- [EXERCISE]: Filter the lines below, copying only those with the string "name".
─── PROVIDED RECORDS
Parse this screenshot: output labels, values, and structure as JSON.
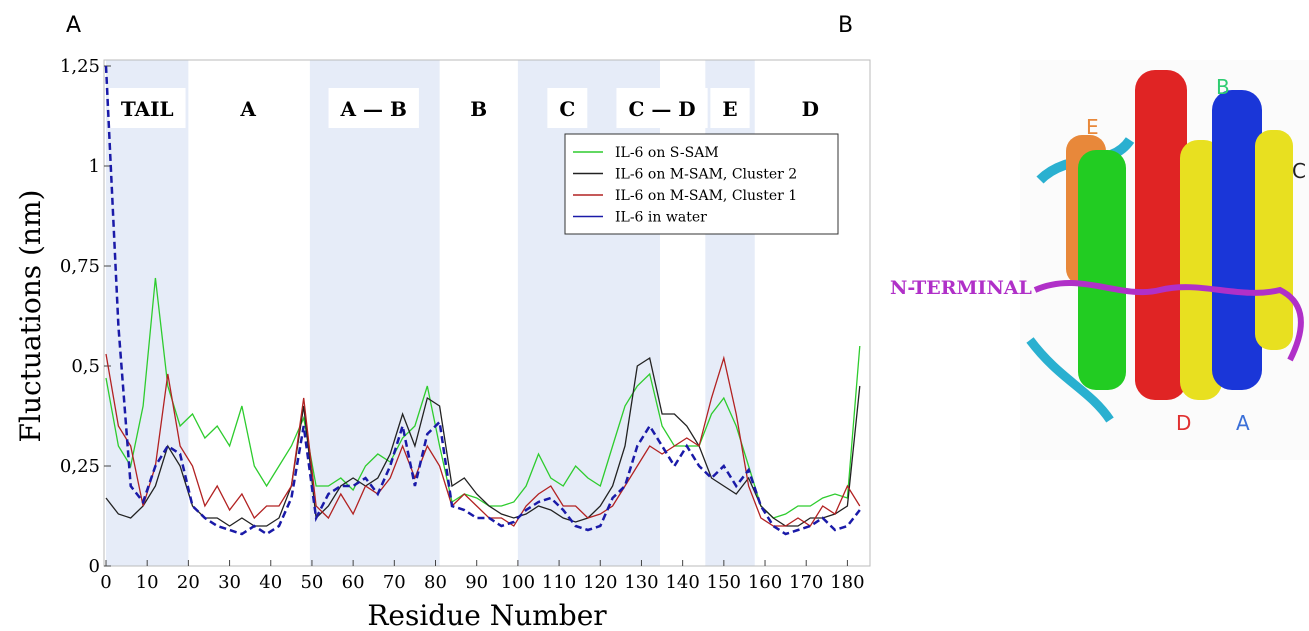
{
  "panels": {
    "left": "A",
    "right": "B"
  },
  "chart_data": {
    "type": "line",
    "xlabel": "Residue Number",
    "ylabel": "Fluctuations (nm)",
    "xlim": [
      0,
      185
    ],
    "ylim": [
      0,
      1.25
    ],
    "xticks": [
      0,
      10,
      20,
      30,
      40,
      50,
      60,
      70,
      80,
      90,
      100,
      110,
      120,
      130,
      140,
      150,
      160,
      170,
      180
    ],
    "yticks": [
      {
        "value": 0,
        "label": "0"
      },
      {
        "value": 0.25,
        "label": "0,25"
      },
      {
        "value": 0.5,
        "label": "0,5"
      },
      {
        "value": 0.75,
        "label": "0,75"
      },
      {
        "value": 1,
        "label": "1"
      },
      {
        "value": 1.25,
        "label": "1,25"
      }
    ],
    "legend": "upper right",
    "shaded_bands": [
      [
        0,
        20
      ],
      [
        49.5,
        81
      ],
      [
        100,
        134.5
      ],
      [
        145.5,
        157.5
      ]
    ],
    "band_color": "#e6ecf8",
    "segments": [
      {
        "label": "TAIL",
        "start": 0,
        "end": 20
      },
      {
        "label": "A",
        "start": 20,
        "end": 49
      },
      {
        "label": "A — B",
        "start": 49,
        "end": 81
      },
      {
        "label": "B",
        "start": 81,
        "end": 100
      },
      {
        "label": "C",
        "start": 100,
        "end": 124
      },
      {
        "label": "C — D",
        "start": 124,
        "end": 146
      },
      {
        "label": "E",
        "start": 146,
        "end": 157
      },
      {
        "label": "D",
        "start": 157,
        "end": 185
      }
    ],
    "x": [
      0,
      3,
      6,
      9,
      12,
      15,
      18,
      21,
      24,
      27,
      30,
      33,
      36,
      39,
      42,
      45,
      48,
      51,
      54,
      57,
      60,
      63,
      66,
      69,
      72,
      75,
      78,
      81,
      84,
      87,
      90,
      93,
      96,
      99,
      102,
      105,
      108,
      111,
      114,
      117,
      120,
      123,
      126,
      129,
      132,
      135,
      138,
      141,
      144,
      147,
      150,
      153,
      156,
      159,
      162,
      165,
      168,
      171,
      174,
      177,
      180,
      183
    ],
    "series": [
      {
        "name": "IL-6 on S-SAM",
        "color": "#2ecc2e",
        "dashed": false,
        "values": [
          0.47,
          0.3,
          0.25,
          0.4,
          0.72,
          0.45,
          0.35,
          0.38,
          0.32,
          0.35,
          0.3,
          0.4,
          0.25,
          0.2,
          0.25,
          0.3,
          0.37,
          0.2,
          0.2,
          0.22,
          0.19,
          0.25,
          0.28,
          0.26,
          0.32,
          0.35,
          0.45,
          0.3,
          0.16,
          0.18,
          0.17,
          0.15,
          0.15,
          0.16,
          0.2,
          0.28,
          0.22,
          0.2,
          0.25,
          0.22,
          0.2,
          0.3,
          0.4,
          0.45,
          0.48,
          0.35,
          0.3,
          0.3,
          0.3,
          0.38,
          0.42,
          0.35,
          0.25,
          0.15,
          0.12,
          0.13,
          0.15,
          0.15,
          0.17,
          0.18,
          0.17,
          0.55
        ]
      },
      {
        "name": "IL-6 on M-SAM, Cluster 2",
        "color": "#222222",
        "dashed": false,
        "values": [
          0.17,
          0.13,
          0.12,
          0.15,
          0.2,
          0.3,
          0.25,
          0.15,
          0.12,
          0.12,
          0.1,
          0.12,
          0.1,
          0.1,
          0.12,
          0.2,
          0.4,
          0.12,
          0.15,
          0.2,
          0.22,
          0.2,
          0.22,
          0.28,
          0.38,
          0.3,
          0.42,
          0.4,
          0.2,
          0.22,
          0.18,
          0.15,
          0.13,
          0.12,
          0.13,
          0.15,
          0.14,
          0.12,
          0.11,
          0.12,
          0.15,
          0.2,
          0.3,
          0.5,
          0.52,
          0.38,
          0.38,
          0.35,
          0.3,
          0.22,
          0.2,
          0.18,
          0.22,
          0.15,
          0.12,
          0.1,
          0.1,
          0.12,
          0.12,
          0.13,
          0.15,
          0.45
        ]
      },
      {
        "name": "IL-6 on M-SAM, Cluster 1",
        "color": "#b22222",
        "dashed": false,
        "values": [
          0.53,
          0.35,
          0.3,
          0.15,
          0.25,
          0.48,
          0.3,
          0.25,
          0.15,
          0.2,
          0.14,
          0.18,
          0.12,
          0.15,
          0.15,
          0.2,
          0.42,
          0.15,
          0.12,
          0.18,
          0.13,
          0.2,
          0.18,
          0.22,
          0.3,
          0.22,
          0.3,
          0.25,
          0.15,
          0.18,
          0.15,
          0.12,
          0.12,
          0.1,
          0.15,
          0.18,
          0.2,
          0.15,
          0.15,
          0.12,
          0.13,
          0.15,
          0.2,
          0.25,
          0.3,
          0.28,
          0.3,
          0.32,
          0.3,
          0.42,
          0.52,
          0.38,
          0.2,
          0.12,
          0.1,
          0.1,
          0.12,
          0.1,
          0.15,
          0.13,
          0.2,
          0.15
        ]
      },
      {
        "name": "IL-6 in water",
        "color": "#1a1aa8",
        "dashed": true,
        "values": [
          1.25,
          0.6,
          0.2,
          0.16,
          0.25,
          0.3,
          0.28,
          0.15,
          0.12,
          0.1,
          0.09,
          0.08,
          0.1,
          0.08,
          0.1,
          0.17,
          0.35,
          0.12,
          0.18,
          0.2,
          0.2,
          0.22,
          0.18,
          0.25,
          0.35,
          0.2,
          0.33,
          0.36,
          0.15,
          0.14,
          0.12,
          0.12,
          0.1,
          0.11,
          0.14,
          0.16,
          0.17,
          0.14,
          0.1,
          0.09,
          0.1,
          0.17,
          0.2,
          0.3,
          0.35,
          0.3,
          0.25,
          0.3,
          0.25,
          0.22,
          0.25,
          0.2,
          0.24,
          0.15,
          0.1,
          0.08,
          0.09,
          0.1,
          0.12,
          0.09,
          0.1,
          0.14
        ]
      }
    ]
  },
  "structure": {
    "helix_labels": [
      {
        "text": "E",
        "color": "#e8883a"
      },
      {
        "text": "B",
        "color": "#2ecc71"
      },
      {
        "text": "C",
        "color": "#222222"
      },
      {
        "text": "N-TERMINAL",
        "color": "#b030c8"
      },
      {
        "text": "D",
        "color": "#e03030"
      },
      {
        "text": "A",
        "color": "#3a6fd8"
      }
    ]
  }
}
──────
- [ANSWER TO THE TASK]:
        "name": "IL-6 on S-SAM",
        "name": "IL-6 on M-SAM, Cluster 2",
        "name": "IL-6 on M-SAM, Cluster 1",
        "name": "IL-6 in water",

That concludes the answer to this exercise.